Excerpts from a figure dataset
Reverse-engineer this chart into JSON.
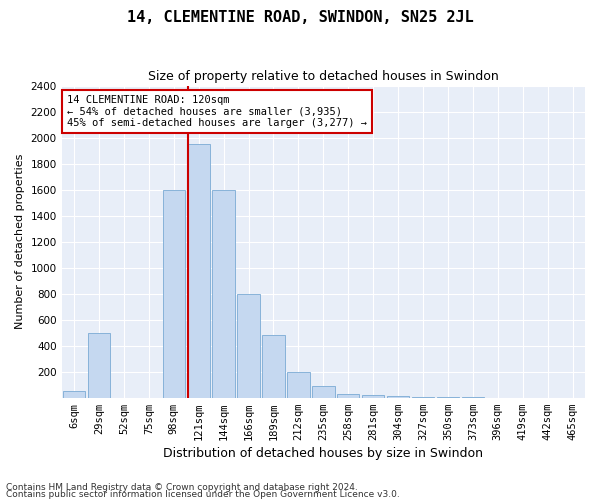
{
  "title": "14, CLEMENTINE ROAD, SWINDON, SN25 2JL",
  "subtitle": "Size of property relative to detached houses in Swindon",
  "xlabel": "Distribution of detached houses by size in Swindon",
  "ylabel": "Number of detached properties",
  "footer1": "Contains HM Land Registry data © Crown copyright and database right 2024.",
  "footer2": "Contains public sector information licensed under the Open Government Licence v3.0.",
  "annotation_line1": "14 CLEMENTINE ROAD: 120sqm",
  "annotation_line2": "← 54% of detached houses are smaller (3,935)",
  "annotation_line3": "45% of semi-detached houses are larger (3,277) →",
  "bar_color": "#c5d8f0",
  "bar_edge_color": "#7aaad4",
  "highlight_color": "#cc0000",
  "background_color": "#e8eef8",
  "figure_color": "#ffffff",
  "grid_color": "#ffffff",
  "categories": [
    "6sqm",
    "29sqm",
    "52sqm",
    "75sqm",
    "98sqm",
    "121sqm",
    "144sqm",
    "166sqm",
    "189sqm",
    "212sqm",
    "235sqm",
    "258sqm",
    "281sqm",
    "304sqm",
    "327sqm",
    "350sqm",
    "373sqm",
    "396sqm",
    "419sqm",
    "442sqm",
    "465sqm"
  ],
  "values": [
    50,
    500,
    0,
    0,
    1600,
    1950,
    1600,
    800,
    480,
    200,
    90,
    30,
    20,
    10,
    5,
    3,
    2,
    1,
    1,
    0,
    0
  ],
  "highlight_index": 5,
  "ylim": [
    0,
    2400
  ],
  "yticks": [
    0,
    200,
    400,
    600,
    800,
    1000,
    1200,
    1400,
    1600,
    1800,
    2000,
    2200,
    2400
  ],
  "title_fontsize": 11,
  "subtitle_fontsize": 9,
  "ylabel_fontsize": 8,
  "xlabel_fontsize": 9,
  "tick_fontsize": 7.5,
  "annotation_fontsize": 7.5,
  "footer_fontsize": 6.5
}
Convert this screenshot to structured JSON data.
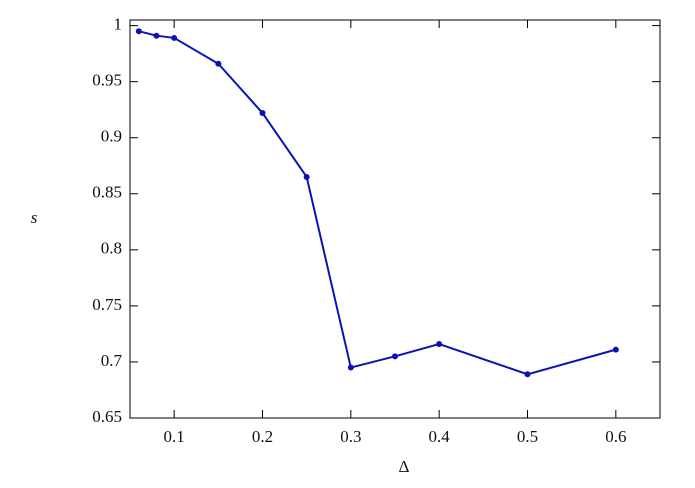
{
  "chart_data": {
    "type": "line",
    "x_label": "Δ",
    "y_label": "s",
    "x": [
      0.06,
      0.08,
      0.1,
      0.15,
      0.2,
      0.25,
      0.3,
      0.35,
      0.4,
      0.5,
      0.6
    ],
    "series": [
      {
        "color": "#0a14b4",
        "values": [
          0.995,
          0.991,
          0.989,
          0.966,
          0.922,
          0.865,
          0.695,
          0.705,
          0.716,
          0.689,
          0.711
        ]
      }
    ],
    "xlim": [
      0.05,
      0.65
    ],
    "ylim": [
      0.65,
      1.005
    ],
    "xticks": [
      0.1,
      0.2,
      0.3,
      0.4,
      0.5,
      0.6
    ],
    "yticks": [
      0.65,
      0.7,
      0.75,
      0.8,
      0.85,
      0.9,
      0.95,
      1
    ],
    "grid": false
  }
}
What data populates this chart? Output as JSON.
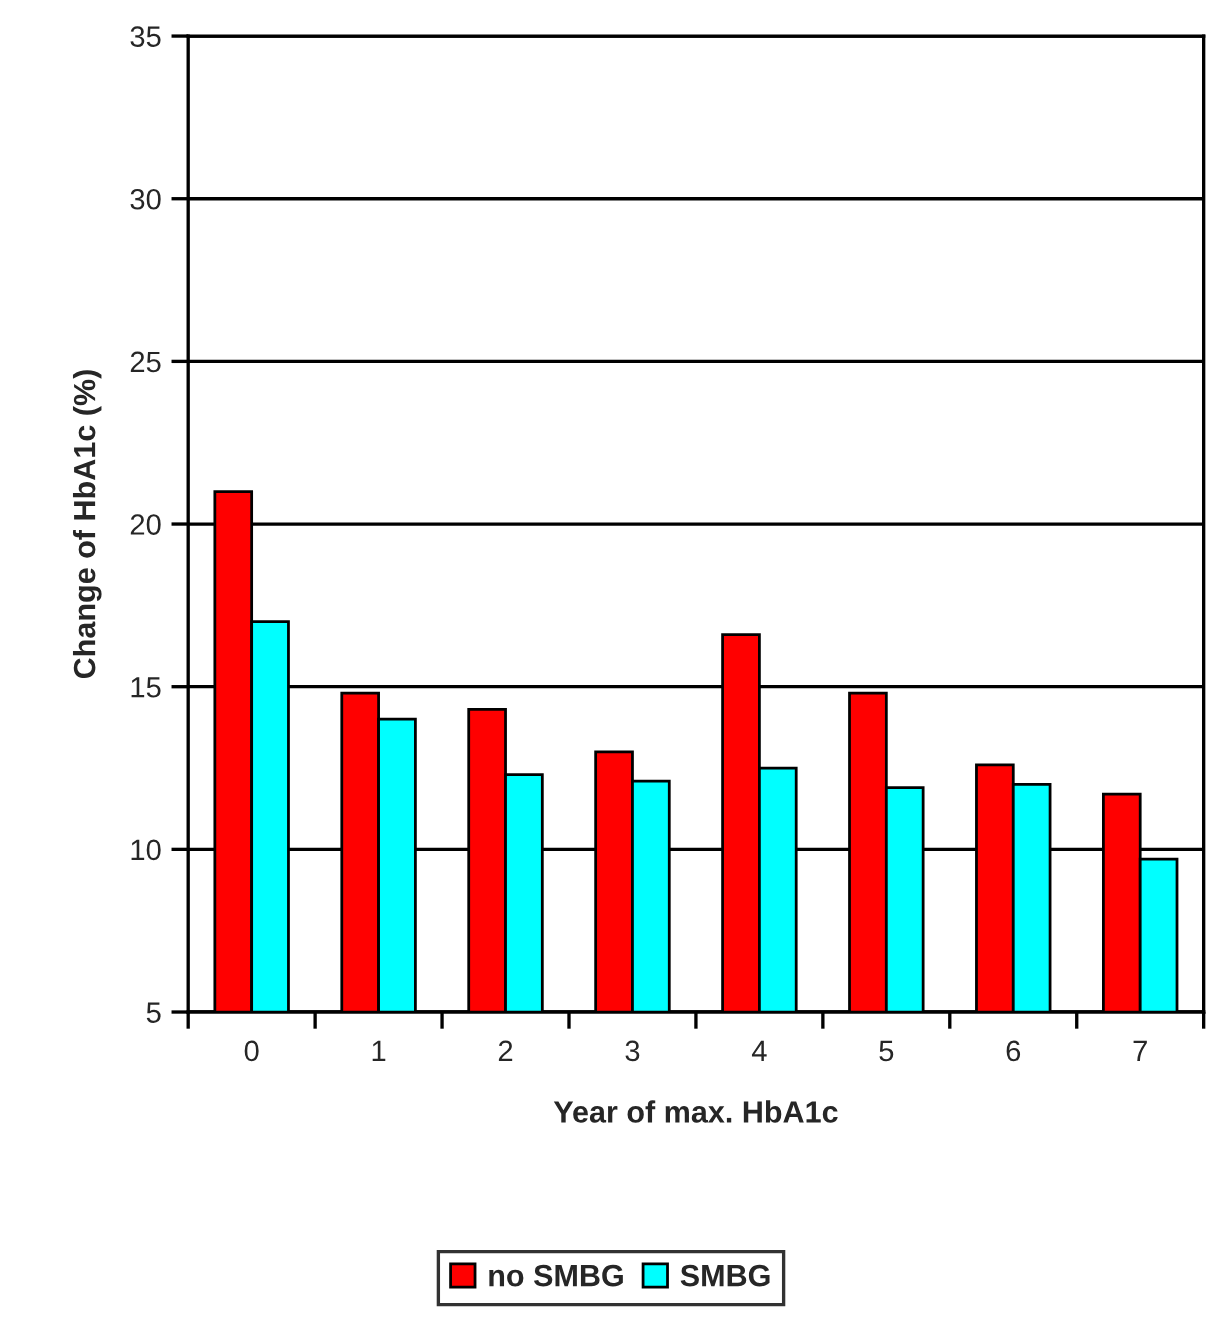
{
  "chart_data": {
    "type": "bar",
    "xlabel": "Year of max. HbA1c",
    "ylabel": "Change of HbA1c (%)",
    "categories": [
      "0",
      "1",
      "2",
      "3",
      "4",
      "5",
      "6",
      "7"
    ],
    "series": [
      {
        "name": "no SMBG",
        "color": "#ff0000",
        "values": [
          21.0,
          14.8,
          14.3,
          13.0,
          16.6,
          14.8,
          12.6,
          11.7
        ]
      },
      {
        "name": "SMBG",
        "color": "#00ffff",
        "values": [
          17.0,
          14.0,
          12.3,
          12.1,
          12.5,
          11.9,
          12.0,
          9.7
        ]
      }
    ],
    "ylim": [
      5,
      35
    ],
    "yticks": [
      5,
      10,
      15,
      20,
      25,
      30,
      35
    ],
    "grid": "y",
    "legend": "bottom"
  }
}
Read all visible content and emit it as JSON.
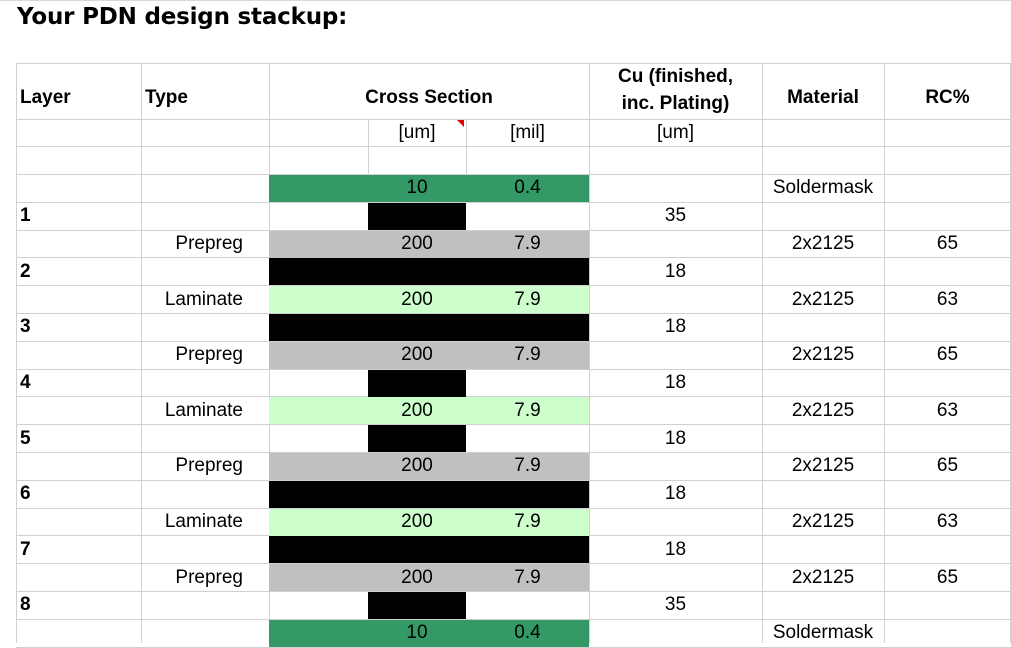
{
  "title": "Your PDN design stackup:",
  "colors": {
    "soldermask": "#339966",
    "prepreg": "#c0c0c0",
    "laminate": "#ccffcc",
    "copper": "#000000",
    "gridline": "#d0d0d0"
  },
  "headers": {
    "layer": "Layer",
    "type": "Type",
    "cross_section": "Cross Section",
    "cu_line1": "Cu (finished,",
    "cu_line2": "inc. Plating)",
    "material": "Material",
    "rc": "RC%"
  },
  "units": {
    "um": "[um]",
    "mil": "[mil]",
    "cu_um": "[um]"
  },
  "rows": [
    {
      "kind": "dielectric",
      "fill": "soldermask",
      "layer": "",
      "type": "",
      "um": "10",
      "mil": "0.4",
      "cu": "",
      "material": "Soldermask",
      "rc": ""
    },
    {
      "kind": "copper",
      "span": "narrow",
      "layer": "1",
      "type": "",
      "um": "",
      "mil": "",
      "cu": "35",
      "material": "",
      "rc": ""
    },
    {
      "kind": "dielectric",
      "fill": "prepreg",
      "layer": "",
      "type": "Prepreg",
      "um": "200",
      "mil": "7.9",
      "cu": "",
      "material": "2x2125",
      "rc": "65"
    },
    {
      "kind": "copper",
      "span": "wide",
      "layer": "2",
      "type": "",
      "um": "",
      "mil": "",
      "cu": "18",
      "material": "",
      "rc": ""
    },
    {
      "kind": "dielectric",
      "fill": "laminate",
      "layer": "",
      "type": "Laminate",
      "um": "200",
      "mil": "7.9",
      "cu": "",
      "material": "2x2125",
      "rc": "63"
    },
    {
      "kind": "copper",
      "span": "wide",
      "layer": "3",
      "type": "",
      "um": "",
      "mil": "",
      "cu": "18",
      "material": "",
      "rc": ""
    },
    {
      "kind": "dielectric",
      "fill": "prepreg",
      "layer": "",
      "type": "Prepreg",
      "um": "200",
      "mil": "7.9",
      "cu": "",
      "material": "2x2125",
      "rc": "65"
    },
    {
      "kind": "copper",
      "span": "narrow",
      "layer": "4",
      "type": "",
      "um": "",
      "mil": "",
      "cu": "18",
      "material": "",
      "rc": ""
    },
    {
      "kind": "dielectric",
      "fill": "laminate",
      "layer": "",
      "type": "Laminate",
      "um": "200",
      "mil": "7.9",
      "cu": "",
      "material": "2x2125",
      "rc": "63"
    },
    {
      "kind": "copper",
      "span": "narrow",
      "layer": "5",
      "type": "",
      "um": "",
      "mil": "",
      "cu": "18",
      "material": "",
      "rc": ""
    },
    {
      "kind": "dielectric",
      "fill": "prepreg",
      "layer": "",
      "type": "Prepreg",
      "um": "200",
      "mil": "7.9",
      "cu": "",
      "material": "2x2125",
      "rc": "65"
    },
    {
      "kind": "copper",
      "span": "wide",
      "layer": "6",
      "type": "",
      "um": "",
      "mil": "",
      "cu": "18",
      "material": "",
      "rc": ""
    },
    {
      "kind": "dielectric",
      "fill": "laminate",
      "layer": "",
      "type": "Laminate",
      "um": "200",
      "mil": "7.9",
      "cu": "",
      "material": "2x2125",
      "rc": "63"
    },
    {
      "kind": "copper",
      "span": "wide",
      "layer": "7",
      "type": "",
      "um": "",
      "mil": "",
      "cu": "18",
      "material": "",
      "rc": ""
    },
    {
      "kind": "dielectric",
      "fill": "prepreg",
      "layer": "",
      "type": "Prepreg",
      "um": "200",
      "mil": "7.9",
      "cu": "",
      "material": "2x2125",
      "rc": "65"
    },
    {
      "kind": "copper",
      "span": "narrow",
      "layer": "8",
      "type": "",
      "um": "",
      "mil": "",
      "cu": "35",
      "material": "",
      "rc": ""
    },
    {
      "kind": "dielectric",
      "fill": "soldermask",
      "layer": "",
      "type": "",
      "um": "10",
      "mil": "0.4",
      "cu": "",
      "material": "Soldermask",
      "rc": ""
    }
  ]
}
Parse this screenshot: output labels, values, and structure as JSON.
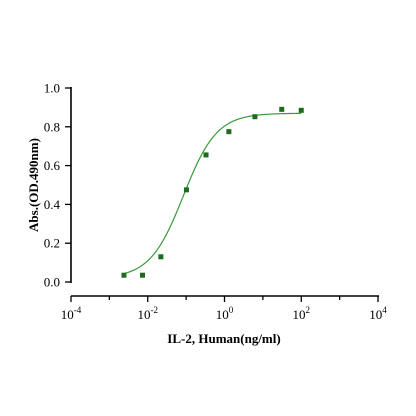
{
  "chart_data": {
    "type": "scatter",
    "title": "",
    "xlabel": "IL-2, Human(ng/ml)",
    "ylabel": "Abs.(OD.490nm)",
    "x_scale": "log",
    "xlim": [
      0.0001,
      10000
    ],
    "ylim": [
      0,
      1.0
    ],
    "grid": false,
    "legend": "none",
    "x_ticks": [
      {
        "base": "10",
        "exp": "-4"
      },
      {
        "base": "10",
        "exp": "-2"
      },
      {
        "base": "10",
        "exp": "0"
      },
      {
        "base": "10",
        "exp": "2"
      },
      {
        "base": "10",
        "exp": "4"
      }
    ],
    "y_ticks": [
      "0.0",
      "0.2",
      "0.4",
      "0.6",
      "0.8",
      "1.0"
    ],
    "series": [
      {
        "points": [
          {
            "x": 0.0024,
            "y": 0.035
          },
          {
            "x": 0.0073,
            "y": 0.035
          },
          {
            "x": 0.022,
            "y": 0.13
          },
          {
            "x": 0.102,
            "y": 0.475
          },
          {
            "x": 0.33,
            "y": 0.655
          },
          {
            "x": 1.3,
            "y": 0.775
          },
          {
            "x": 6.2,
            "y": 0.852
          },
          {
            "x": 31,
            "y": 0.89
          },
          {
            "x": 100,
            "y": 0.885
          }
        ],
        "fit": {
          "model": "4PL",
          "bottom": 0.02,
          "top": 0.87,
          "ec50": 0.085,
          "hill": 1.0
        }
      }
    ],
    "colors": {
      "marker": "#1e6b1e",
      "curve": "#3a9a3a"
    }
  }
}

=== Request ===
Reply with only the number of lines in the entries that contain the word "detached".

=== Solution for this task ===
5